Layout element annotations:
-*-*-

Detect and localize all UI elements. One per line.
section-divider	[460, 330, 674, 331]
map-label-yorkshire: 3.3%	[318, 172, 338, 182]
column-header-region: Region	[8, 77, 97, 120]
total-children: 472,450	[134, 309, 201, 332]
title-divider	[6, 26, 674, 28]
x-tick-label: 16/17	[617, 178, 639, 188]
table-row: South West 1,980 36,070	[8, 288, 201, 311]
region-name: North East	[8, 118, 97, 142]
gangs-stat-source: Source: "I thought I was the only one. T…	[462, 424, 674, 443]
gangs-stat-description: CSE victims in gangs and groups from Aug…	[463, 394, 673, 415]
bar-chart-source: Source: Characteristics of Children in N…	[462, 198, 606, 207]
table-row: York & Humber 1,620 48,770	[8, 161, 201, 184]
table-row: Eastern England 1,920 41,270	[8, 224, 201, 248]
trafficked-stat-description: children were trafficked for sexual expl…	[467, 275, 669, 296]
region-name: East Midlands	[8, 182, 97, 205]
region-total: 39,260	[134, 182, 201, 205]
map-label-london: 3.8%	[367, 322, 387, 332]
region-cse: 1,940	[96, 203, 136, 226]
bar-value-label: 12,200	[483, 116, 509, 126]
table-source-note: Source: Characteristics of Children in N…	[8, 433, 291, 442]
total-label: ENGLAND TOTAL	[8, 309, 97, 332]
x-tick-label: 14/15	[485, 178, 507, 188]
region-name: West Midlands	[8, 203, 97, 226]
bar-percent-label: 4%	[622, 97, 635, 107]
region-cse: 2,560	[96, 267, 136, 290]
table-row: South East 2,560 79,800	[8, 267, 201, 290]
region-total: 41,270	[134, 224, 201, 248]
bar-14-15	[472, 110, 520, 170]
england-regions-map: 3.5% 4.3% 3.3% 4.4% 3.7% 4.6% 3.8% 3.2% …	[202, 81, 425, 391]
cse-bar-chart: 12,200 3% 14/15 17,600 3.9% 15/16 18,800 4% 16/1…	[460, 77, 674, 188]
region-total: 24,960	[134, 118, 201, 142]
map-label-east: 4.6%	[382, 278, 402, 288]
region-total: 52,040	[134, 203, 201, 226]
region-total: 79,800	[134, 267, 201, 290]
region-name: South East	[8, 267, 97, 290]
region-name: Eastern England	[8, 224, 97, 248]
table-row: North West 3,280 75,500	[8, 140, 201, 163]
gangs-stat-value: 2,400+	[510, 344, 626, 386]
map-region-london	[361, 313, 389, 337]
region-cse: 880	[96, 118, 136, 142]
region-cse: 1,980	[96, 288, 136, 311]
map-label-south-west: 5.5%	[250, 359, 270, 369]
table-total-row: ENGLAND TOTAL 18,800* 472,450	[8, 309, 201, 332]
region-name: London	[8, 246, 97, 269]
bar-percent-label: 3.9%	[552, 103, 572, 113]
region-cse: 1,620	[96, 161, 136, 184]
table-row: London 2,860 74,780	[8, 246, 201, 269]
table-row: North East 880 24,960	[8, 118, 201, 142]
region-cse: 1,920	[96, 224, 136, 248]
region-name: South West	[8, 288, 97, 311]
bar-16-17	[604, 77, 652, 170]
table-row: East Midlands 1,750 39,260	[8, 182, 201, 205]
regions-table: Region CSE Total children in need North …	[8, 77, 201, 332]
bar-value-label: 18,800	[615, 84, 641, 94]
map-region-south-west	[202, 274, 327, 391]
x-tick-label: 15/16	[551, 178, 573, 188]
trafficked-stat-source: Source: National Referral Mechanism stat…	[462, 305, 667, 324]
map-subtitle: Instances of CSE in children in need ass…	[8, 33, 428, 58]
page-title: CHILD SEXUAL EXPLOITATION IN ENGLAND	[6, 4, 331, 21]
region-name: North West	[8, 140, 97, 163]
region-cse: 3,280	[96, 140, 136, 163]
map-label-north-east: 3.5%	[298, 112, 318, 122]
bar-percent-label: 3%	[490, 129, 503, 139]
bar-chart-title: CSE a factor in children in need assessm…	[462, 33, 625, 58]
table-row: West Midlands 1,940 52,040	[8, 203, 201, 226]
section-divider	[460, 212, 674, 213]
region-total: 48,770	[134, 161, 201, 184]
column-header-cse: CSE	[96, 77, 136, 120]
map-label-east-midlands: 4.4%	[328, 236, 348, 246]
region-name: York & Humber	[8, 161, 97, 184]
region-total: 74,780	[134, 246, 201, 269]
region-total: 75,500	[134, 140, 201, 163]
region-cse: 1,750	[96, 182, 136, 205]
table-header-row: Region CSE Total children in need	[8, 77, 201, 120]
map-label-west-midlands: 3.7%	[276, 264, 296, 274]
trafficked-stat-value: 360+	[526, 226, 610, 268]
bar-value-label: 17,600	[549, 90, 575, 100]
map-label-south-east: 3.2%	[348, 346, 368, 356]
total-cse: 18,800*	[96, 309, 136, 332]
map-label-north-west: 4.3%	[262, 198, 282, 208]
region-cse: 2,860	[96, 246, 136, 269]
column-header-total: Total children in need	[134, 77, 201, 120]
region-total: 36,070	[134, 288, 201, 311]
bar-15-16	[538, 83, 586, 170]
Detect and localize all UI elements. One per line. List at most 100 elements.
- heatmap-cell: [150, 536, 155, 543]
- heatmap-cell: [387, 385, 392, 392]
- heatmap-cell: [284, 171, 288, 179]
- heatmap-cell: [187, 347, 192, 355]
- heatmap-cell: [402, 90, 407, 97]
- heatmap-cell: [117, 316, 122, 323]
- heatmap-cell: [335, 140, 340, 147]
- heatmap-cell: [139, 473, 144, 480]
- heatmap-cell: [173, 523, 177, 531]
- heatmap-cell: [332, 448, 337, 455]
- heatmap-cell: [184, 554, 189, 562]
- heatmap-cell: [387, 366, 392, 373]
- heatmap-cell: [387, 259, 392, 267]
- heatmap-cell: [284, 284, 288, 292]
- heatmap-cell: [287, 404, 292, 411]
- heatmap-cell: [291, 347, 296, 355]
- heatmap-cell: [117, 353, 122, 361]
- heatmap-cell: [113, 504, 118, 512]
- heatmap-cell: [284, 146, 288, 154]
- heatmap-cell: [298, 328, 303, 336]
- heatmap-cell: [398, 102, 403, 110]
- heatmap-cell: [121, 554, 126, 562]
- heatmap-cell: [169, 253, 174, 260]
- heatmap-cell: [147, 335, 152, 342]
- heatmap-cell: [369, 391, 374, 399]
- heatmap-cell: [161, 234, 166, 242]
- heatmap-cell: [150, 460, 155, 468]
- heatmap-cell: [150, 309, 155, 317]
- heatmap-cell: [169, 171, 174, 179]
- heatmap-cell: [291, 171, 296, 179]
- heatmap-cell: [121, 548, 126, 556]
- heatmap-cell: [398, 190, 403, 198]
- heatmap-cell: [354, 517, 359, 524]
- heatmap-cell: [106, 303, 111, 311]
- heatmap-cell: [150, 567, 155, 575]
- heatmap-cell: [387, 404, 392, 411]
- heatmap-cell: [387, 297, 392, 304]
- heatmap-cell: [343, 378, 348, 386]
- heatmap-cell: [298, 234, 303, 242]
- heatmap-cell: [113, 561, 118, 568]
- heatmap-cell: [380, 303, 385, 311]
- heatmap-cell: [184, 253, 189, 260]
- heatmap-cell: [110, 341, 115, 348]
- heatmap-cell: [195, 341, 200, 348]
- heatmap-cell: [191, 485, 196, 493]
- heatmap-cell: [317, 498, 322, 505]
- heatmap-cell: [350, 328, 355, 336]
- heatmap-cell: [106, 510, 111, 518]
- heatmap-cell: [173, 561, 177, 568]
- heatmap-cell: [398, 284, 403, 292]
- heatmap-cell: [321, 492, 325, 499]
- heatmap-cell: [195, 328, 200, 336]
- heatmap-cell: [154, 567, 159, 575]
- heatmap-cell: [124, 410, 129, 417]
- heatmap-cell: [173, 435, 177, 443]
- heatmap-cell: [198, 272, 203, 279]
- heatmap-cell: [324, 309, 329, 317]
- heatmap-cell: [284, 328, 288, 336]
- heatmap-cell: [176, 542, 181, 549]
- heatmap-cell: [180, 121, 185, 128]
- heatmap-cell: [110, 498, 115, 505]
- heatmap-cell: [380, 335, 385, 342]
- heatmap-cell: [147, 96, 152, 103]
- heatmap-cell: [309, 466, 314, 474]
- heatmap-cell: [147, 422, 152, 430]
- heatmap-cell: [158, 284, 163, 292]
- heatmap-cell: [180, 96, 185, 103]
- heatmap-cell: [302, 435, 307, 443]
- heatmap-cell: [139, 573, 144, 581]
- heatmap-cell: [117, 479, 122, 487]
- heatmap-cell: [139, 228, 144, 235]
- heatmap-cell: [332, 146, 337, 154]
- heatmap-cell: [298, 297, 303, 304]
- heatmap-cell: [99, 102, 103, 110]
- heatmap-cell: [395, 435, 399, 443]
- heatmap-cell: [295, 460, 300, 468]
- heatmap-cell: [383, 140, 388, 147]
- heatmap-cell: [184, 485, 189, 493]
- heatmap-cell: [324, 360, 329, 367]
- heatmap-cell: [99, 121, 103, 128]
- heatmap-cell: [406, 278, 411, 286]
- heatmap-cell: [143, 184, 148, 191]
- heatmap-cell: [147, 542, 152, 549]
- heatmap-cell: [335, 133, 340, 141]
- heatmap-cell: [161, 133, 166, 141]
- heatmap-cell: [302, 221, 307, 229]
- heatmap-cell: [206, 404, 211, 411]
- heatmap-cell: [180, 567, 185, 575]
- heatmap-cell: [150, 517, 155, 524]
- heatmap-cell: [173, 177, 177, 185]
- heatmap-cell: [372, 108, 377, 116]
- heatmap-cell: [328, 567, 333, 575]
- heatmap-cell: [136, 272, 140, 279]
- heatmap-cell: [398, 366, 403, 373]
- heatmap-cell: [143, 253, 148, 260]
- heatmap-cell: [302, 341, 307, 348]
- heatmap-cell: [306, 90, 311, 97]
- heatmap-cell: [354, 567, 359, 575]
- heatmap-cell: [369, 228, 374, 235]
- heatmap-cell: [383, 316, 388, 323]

-*-*-

=== Your objective ===
Convert everything in the data from the first line down to the line containing "344, 626, 386]" (both included) into a Markdown table with the columns Row and Data line. Number each line and leave out blank lines.

=== Solution for this exercise ===
| Row | Data line |
|---|---|
| 1 | Detect and localize all UI elements. One per line. |
| 2 | section-divider	[460, 330, 674, 331] |
| 3 | map-label-yorkshire: 3.3%	[318, 172, 338, 182] |
| 4 | column-header-region: Region	[8, 77, 97, 120] |
| 5 | total-children: 472,450	[134, 309, 201, 332] |
| 6 | title-divider	[6, 26, 674, 28] |
| 7 | x-tick-label: 16/17	[617, 178, 639, 188] |
| 8 | table-row: South West 1,980 36,070	[8, 288, 201, 311] |
| 9 | region-name: North East	[8, 118, 97, 142] |
| 10 | gangs-stat-source: Source: "I thought I was the only one. T…	[462, 424, 674, 443] |
| 11 | gangs-stat-description: CSE victims in gangs and groups from Aug…	[463, 394, 673, 415] |
| 12 | bar-chart-source: Source: Characteristics of Children in N…	[462, 198, 606, 207] |
| 13 | table-row: York & Humber 1,620 48,770	[8, 161, 201, 184] |
| 14 | table-row: Eastern England 1,920 41,270	[8, 224, 201, 248] |
| 15 | trafficked-stat-description: children were trafficked for sexual expl…	[467, 275, 669, 296] |
| 16 | region-name: East Midlands	[8, 182, 97, 205] |
| 17 | region-total: 39,260	[134, 182, 201, 205] |
| 18 | map-label-london: 3.8%	[367, 322, 387, 332] |
| 19 | region-cse: 1,940	[96, 203, 136, 226] |
| 20 | bar-value-label: 12,200	[483, 116, 509, 126] |
| 21 | table-source-note: Source: Characteristics of Children in N…	[8, 433, 291, 442] |
| 22 | total-label: ENGLAND TOTAL	[8, 309, 97, 332] |
| 23 | x-tick-label: 14/15	[485, 178, 507, 188] |
| 24 | region-name: West Midlands	[8, 203, 97, 226] |
| 25 | bar-percent-label: 4%	[622, 97, 635, 107] |
| 26 | region-cse: 2,560	[96, 267, 136, 290] |
| 27 | table-row: South East 2,560 79,800	[8, 267, 201, 290] |
| 28 | region-total: 41,270	[134, 224, 201, 248] |
| 29 | bar-14-15	[472, 110, 520, 170] |
| 30 | england-regions-map: 3.5% 4.3% 3.3% 4.4% 3.7% 4.6% 3.8% 3.2% …	[202, 81, 425, 391] |
| 31 | cse-bar-chart: 12,200 3% 14/15 17,600 3.9% 15/16 18,800 4% 16/1…	[460, 77, 674, 188] |
| 32 | region-total: 24,960	[134, 118, 201, 142] |
| 33 | map-label-east: 4.6%	[382, 278, 402, 288] |
| 34 | region-total: 52,040	[134, 203, 201, 226] |
| 35 | region-total: 79,800	[134, 267, 201, 290] |
| 36 | region-name: South East	[8, 267, 97, 290] |
| 37 | region-name: Eastern England	[8, 224, 97, 248] |
| 38 | table-row: North West 3,280 75,500	[8, 140, 201, 163] |
| 39 | gangs-stat-value: 2,400+	[510, 344, 626, 386] |